→ THE RECORDS:
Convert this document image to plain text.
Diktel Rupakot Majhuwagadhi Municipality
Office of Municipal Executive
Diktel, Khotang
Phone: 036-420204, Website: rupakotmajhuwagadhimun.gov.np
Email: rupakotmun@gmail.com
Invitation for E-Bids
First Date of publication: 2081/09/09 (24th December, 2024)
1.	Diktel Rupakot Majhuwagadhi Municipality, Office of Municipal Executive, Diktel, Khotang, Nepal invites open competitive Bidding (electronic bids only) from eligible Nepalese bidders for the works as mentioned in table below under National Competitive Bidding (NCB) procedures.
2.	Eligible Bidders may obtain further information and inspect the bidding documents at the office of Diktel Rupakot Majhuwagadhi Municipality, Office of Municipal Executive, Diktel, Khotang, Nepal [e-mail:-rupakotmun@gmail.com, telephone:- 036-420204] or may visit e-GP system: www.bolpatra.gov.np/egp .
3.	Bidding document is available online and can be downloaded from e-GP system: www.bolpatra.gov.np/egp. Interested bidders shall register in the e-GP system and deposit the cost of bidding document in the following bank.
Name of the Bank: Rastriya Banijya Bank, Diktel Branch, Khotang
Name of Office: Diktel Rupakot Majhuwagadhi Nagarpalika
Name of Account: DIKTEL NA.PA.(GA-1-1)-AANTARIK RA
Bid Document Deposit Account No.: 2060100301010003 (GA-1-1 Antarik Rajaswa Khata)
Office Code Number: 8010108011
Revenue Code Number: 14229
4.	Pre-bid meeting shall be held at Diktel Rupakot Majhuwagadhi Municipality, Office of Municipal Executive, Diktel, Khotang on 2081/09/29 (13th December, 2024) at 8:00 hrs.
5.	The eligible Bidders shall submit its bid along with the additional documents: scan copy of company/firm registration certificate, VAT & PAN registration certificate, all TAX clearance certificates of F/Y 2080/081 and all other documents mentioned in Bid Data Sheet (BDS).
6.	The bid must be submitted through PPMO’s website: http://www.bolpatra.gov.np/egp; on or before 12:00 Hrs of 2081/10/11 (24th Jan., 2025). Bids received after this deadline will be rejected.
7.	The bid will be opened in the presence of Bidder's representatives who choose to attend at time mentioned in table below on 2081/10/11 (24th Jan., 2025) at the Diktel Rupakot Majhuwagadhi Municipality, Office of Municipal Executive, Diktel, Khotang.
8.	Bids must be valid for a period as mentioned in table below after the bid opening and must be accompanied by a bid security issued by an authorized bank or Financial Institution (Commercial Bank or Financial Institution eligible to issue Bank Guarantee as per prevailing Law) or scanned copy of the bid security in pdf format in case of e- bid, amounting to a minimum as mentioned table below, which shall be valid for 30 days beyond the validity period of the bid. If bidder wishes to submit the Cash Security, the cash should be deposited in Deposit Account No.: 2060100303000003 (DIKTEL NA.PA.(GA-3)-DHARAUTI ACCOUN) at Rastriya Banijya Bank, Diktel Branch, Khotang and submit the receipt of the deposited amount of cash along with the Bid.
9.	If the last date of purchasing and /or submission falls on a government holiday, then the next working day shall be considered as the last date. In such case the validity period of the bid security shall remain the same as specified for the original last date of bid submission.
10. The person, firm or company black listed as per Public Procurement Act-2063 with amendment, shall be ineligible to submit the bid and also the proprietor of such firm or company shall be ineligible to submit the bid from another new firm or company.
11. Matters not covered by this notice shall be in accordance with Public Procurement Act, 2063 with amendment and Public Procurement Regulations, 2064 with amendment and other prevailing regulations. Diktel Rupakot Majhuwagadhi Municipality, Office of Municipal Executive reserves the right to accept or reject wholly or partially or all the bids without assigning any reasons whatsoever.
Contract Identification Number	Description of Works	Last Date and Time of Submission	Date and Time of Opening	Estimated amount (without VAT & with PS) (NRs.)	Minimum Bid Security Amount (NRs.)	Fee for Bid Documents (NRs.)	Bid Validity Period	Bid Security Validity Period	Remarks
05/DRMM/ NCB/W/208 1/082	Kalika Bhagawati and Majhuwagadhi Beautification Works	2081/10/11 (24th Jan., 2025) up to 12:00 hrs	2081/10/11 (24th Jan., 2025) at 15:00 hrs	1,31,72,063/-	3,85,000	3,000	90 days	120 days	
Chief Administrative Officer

→ TO BE DONE: Extract each line of the listing above, copying it word for word.

→ ANSWER TO THIS EXERCISE:
Convert this document image to plain text.
Diktel Rupakot Majhuwagadhi Municipality
Office of Municipal Executive
Diktel, Khotang
Phone: 036-420204, Website: rupakotmajhuwagadhimun.gov.np
Email: rupakotmun@gmail.com
Invitation for E-Bids
First Date of publication: 2081/09/09 (24th December, 2024)
1.	Diktel Rupakot Majhuwagadhi Municipality, Office of Municipal Executive, Diktel, Khotang, Nepal invites open competitive Bidding (electronic bids only) from eligible Nepalese bidders for the works as mentioned in table below under National Competitive Bidding (NCB) procedures.
2.	Eligible Bidders may obtain further information and inspect the bidding documents at the office of Diktel Rupakot Majhuwagadhi Municipality, Office of Municipal Executive, Diktel, Khotang, Nepal [e-mail:-rupakotmun@gmail.com, telephone:- 036-420204] or may visit e-GP system: www.bolpatra.gov.np/egp .
3.	Bidding document is available online and can be downloaded from e-GP system: www.bolpatra.gov.np/egp. Interested bidders shall register in the e-GP system and deposit the cost of bidding document in the following bank.
Name of the Bank: Rastriya Banijya Bank, Diktel Branch, Khotang
Name of Office: Diktel Rupakot Majhuwagadhi Nagarpalika
Name of Account: DIKTEL NA.PA.(GA-1-1)-AANTARIK RA
Bid Document Deposit Account No.: 2060100301010003 (GA-1-1 Antarik Rajaswa Khata)
Office Code Number: 8010108011
Revenue Code Number: 14229
4.	Pre-bid meeting shall be held at Diktel Rupakot Majhuwagadhi Municipality, Office of Municipal Executive, Diktel, Khotang on 2081/09/29 (13th December, 2024) at 8:00 hrs.
5.	The eligible Bidders shall submit its bid along with the additional documents: scan copy of company/firm registration certificate, VAT & PAN registration certificate, all TAX clearance certificates of F/Y 2080/081 and all other documents mentioned in Bid Data Sheet (BDS).
6.	The bid must be submitted through PPMO’s website: http://www.bolpatra.gov.np/egp; on or before 12:00 Hrs of 2081/10/11 (24th Jan., 2025). Bids received after this deadline will be rejected.
7.	The bid will be opened in the presence of Bidder's representatives who choose to attend at time mentioned in table below on 2081/10/11 (24th Jan., 2025) at the Diktel Rupakot Majhuwagadhi Municipality, Office of Municipal Executive, Diktel, Khotang.
8.	Bids must be valid for a period as mentioned in table below after the bid opening and must be accompanied by a bid security issued by an authorized bank or Financial Institution (Commercial Bank or Financial Institution eligible to issue Bank Guarantee as per prevailing Law) or scanned copy of the bid security in pdf format in case of e- bid, amounting to a minimum as mentioned table below, which shall be valid for 30 days beyond the validity period of the bid. If bidder wishes to submit the Cash Security, the cash should be deposited in Deposit Account No.: 2060100303000003 (DIKTEL NA.PA.(GA-3)-DHARAUTI ACCOUN) at Rastriya Banijya Bank, Diktel Branch, Khotang and submit the receipt of the deposited amount of cash along with the Bid.
9.	If the last date of purchasing and /or submission falls on a government holiday, then the next working day shall be considered as the last date. In such case the validity period of the bid security shall remain the same as specified for the original last date of bid submission.
10. The person, firm or company black listed as per Public Procurement Act-2063 with amendment, shall be ineligible to submit the bid and also the proprietor of such firm or company shall be ineligible to submit the bid from another new firm or company.
11. Matters not covered by this notice shall be in accordance with Public Procurement Act, 2063 with amendment and Public Procurement Regulations, 2064 with amendment and other prevailing regulations. Diktel Rupakot Majhuwagadhi Municipality, Office of Municipal Executive reserves the right to accept or reject wholly or partially or all the bids without assigning any reasons whatsoever.
Contract Identification Number	Description of Works	Last Date and Time of Submission	Date and Time of Opening	Estimated amount (without VAT & with PS) (NRs.)	Minimum Bid Security Amount (NRs.)	Fee for Bid Documents (NRs.)	Bid Validity Period	Bid Security Validity Period	Remarks
05/DRMM/ NCB/W/208 1/082	Kalika Bhagawati and Majhuwagadhi Beautification Works	2081/10/11 (24th Jan., 2025) up to 12:00 hrs	2081/10/11 (24th Jan., 2025) at 15:00 hrs	1,31,72,063/-	3,85,000	3,000	90 days	120 days	
Chief Administrative Officer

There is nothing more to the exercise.